Of the lines in the entries below, state how many hold the word "Because". Say nothing else.

[Data records]

----------------------------------------

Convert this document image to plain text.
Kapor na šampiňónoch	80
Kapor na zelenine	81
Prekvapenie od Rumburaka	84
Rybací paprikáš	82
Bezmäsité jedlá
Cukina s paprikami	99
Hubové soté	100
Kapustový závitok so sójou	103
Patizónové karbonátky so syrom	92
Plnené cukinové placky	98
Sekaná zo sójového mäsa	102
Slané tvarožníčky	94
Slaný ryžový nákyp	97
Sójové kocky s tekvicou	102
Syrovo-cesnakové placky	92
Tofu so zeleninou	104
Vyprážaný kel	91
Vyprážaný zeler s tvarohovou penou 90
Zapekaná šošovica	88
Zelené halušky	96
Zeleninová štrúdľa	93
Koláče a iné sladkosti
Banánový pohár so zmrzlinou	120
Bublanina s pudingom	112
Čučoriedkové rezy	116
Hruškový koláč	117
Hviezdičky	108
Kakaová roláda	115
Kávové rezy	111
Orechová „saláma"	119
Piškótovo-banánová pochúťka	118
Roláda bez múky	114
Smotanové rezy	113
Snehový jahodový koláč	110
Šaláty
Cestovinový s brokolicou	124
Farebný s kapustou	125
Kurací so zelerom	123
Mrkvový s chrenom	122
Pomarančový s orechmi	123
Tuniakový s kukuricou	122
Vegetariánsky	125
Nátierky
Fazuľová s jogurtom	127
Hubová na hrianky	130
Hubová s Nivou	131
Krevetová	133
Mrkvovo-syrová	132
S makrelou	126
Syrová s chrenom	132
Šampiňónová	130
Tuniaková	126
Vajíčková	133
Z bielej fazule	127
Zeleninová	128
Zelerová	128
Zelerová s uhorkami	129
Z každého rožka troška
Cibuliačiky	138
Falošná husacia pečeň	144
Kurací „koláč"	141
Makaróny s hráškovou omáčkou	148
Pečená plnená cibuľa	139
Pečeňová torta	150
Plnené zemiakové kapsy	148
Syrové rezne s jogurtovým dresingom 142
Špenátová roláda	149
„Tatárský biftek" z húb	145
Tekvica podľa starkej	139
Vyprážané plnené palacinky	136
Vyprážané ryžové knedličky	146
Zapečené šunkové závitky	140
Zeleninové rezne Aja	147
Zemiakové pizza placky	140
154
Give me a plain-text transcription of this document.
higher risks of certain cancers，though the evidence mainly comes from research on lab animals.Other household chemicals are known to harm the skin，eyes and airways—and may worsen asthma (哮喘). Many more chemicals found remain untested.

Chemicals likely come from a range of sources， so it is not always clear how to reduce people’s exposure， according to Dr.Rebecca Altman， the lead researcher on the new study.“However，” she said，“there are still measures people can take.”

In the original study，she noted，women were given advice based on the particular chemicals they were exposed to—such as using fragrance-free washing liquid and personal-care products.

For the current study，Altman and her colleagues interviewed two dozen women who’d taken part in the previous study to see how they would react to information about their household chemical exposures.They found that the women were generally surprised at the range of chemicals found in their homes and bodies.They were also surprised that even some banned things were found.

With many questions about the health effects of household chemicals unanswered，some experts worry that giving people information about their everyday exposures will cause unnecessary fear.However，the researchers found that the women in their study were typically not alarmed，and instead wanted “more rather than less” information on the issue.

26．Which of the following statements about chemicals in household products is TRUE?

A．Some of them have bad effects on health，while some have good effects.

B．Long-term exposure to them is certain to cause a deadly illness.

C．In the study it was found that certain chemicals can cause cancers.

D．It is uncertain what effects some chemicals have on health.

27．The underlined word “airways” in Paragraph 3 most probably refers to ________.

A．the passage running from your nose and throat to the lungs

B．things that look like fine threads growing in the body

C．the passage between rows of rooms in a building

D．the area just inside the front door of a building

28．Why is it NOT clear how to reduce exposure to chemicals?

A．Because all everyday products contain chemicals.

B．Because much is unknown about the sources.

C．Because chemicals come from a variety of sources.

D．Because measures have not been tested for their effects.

----------------------------------------

Solution to this problem ▸
4